* start *
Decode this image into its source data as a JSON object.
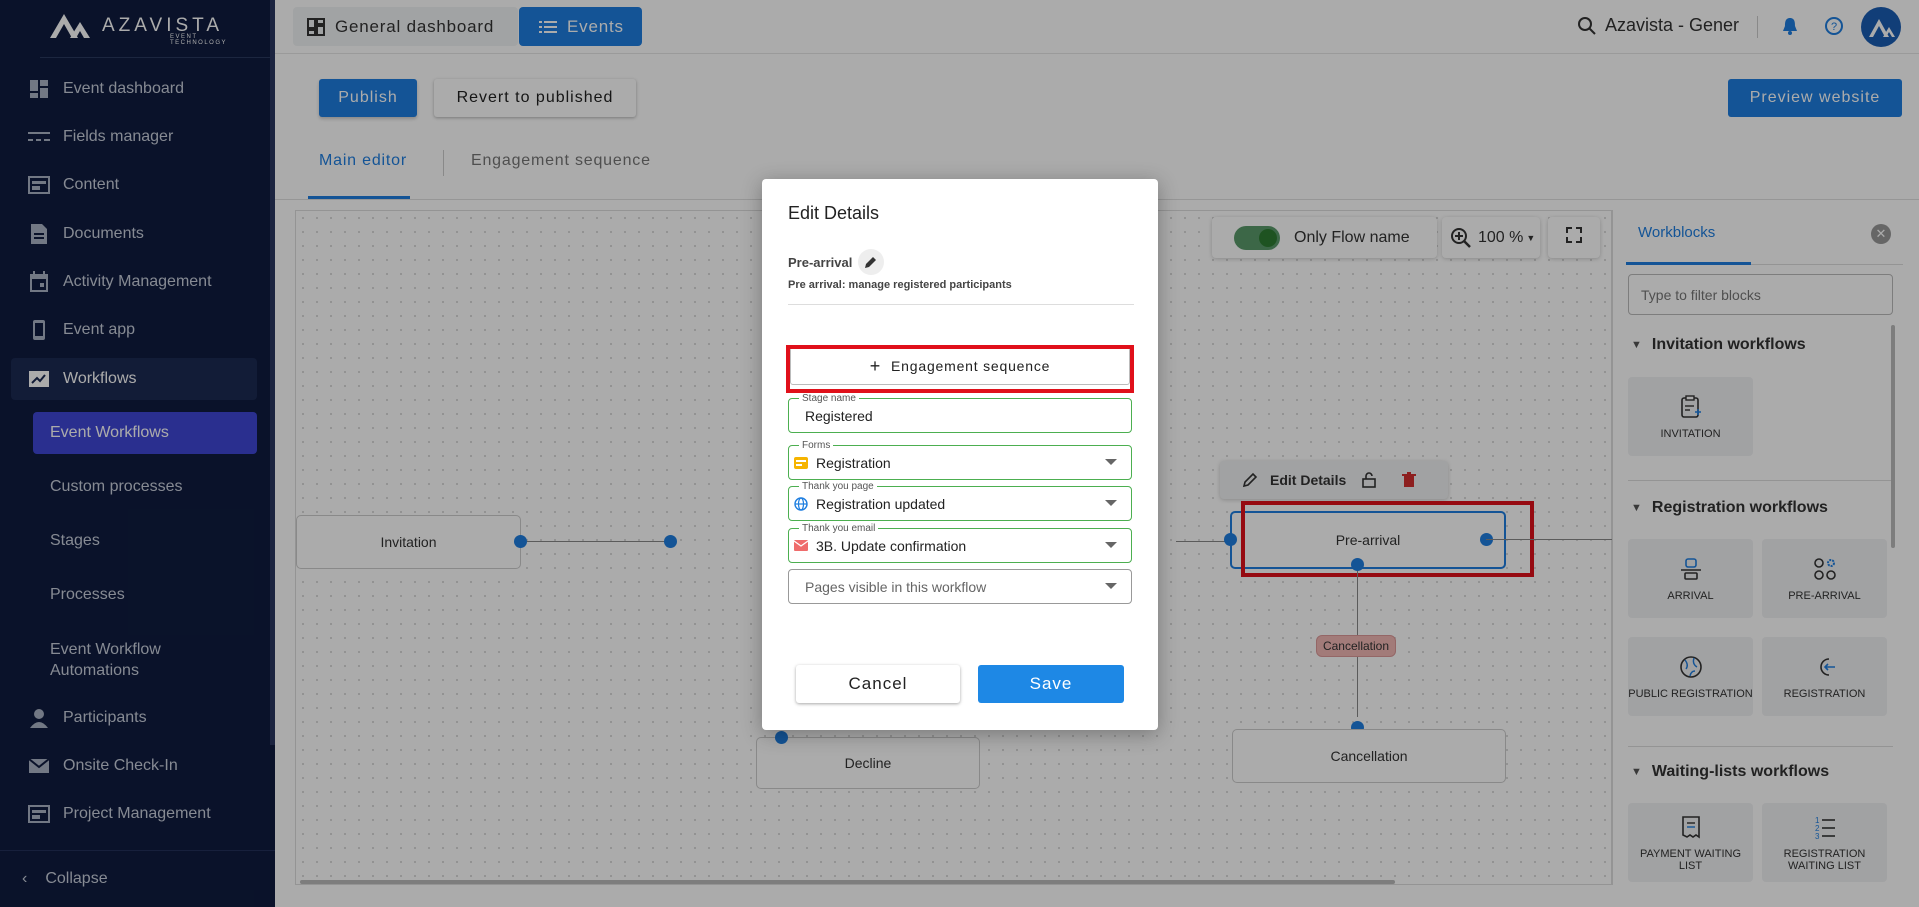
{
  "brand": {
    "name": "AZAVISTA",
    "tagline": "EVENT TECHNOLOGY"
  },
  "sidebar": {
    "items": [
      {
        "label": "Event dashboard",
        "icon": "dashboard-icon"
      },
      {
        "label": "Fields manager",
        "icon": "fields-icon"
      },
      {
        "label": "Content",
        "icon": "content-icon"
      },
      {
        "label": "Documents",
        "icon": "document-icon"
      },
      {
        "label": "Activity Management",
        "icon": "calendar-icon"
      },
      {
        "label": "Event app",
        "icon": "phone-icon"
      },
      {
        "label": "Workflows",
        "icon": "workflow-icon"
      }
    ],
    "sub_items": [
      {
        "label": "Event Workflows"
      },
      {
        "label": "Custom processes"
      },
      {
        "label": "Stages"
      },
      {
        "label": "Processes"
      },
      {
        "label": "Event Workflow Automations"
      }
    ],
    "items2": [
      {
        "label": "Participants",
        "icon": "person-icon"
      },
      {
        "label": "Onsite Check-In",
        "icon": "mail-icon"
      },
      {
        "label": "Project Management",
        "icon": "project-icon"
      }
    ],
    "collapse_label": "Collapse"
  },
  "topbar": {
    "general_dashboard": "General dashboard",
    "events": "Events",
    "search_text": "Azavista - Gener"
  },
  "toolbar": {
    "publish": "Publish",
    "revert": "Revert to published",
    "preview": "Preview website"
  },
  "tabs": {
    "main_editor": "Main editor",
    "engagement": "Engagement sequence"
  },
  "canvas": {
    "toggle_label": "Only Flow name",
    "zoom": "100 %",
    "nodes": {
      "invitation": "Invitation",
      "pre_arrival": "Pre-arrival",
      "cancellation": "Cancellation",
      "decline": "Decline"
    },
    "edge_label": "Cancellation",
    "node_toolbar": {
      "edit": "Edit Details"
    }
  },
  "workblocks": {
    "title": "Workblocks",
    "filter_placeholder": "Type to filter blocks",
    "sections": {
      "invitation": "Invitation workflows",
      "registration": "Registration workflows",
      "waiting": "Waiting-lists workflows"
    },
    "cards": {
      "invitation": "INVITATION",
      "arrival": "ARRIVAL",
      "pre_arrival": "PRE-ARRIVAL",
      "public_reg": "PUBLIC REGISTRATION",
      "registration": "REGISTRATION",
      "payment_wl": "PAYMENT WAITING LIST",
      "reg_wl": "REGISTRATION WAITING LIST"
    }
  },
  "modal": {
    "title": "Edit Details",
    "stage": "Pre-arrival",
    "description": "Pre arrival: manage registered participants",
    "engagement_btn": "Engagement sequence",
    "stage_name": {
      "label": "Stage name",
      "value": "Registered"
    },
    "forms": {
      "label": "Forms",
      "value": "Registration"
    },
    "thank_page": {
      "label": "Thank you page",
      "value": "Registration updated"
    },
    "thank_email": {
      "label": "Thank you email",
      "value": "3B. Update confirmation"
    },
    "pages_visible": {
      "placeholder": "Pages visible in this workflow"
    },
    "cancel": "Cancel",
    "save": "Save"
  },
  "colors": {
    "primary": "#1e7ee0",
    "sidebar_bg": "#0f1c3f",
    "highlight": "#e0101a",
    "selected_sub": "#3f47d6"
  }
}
* end *
* start *
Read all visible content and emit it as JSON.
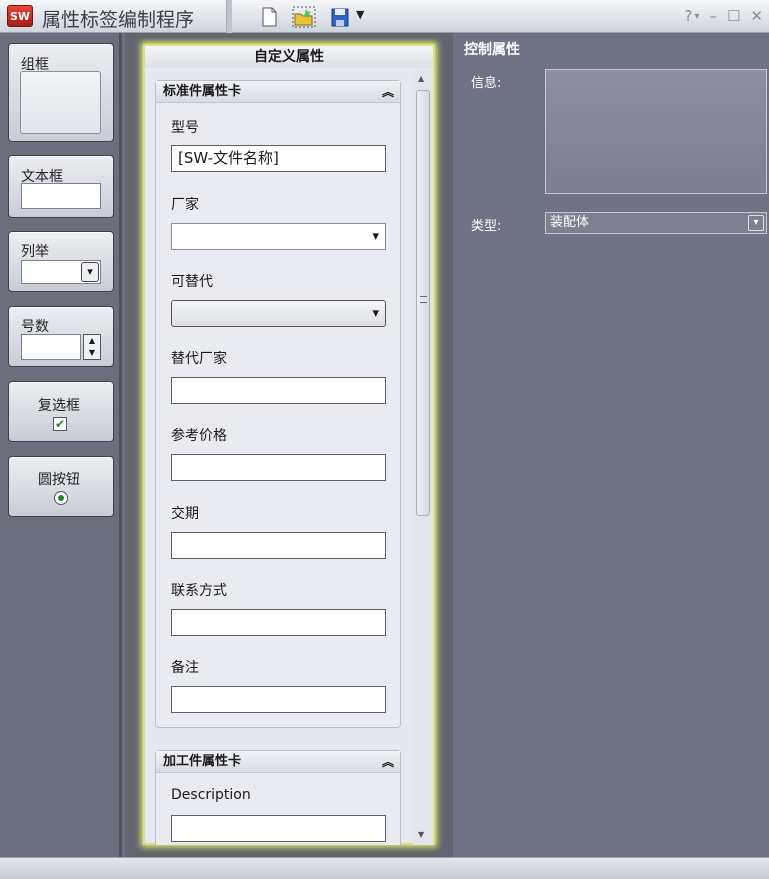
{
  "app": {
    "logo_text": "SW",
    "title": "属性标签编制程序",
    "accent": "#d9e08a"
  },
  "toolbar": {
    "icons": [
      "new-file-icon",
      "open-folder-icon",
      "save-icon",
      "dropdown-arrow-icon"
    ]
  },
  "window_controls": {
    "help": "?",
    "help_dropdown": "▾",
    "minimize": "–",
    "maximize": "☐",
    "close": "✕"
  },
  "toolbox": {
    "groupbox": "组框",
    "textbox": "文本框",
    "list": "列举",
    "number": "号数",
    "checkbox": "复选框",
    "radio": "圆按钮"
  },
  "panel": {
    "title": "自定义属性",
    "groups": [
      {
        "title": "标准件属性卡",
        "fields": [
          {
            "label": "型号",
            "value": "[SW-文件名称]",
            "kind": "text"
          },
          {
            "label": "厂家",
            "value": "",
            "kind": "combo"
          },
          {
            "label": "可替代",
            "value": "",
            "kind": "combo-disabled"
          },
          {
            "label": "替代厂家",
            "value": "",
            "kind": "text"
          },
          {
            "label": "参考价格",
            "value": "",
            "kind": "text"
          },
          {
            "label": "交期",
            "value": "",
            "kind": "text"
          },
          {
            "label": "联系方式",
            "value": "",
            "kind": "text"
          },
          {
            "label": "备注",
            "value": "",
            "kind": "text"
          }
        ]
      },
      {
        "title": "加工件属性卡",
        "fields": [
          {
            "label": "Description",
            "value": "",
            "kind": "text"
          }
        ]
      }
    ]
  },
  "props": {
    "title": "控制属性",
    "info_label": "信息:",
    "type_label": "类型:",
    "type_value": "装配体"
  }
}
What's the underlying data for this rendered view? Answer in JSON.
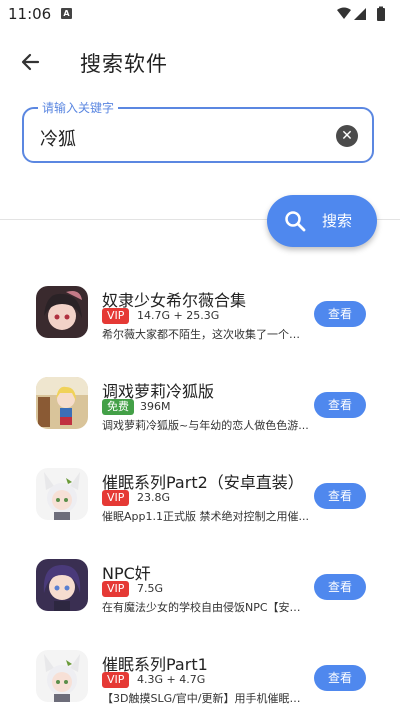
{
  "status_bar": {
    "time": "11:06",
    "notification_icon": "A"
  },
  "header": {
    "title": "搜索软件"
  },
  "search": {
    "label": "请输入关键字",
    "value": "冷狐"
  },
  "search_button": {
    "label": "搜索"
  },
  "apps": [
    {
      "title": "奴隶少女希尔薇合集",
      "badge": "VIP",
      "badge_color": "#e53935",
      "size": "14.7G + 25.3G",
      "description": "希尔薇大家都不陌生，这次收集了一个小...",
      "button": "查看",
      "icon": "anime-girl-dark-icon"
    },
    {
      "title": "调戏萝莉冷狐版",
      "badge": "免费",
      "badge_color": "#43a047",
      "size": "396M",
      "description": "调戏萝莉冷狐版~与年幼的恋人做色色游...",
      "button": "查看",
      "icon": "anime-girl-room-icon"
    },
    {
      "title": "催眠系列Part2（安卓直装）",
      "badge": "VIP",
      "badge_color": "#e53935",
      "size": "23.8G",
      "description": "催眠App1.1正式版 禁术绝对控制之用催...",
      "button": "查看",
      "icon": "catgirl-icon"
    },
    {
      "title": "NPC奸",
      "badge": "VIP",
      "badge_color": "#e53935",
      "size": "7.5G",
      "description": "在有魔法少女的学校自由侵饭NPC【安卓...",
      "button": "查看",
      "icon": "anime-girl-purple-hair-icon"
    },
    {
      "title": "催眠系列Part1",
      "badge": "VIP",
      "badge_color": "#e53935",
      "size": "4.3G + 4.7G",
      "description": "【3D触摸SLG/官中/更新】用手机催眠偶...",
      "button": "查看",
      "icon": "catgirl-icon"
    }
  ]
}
* end *
WHAT THE TASK REQUIRES = Copy, from the material, each line that holds the string "JSON".

RESPONSE TO THE TASK =
Decode this image into its source data as a JSON object.
Read all visible content and emit it as JSON.
What's the underlying data for this rendered view? Answer in JSON.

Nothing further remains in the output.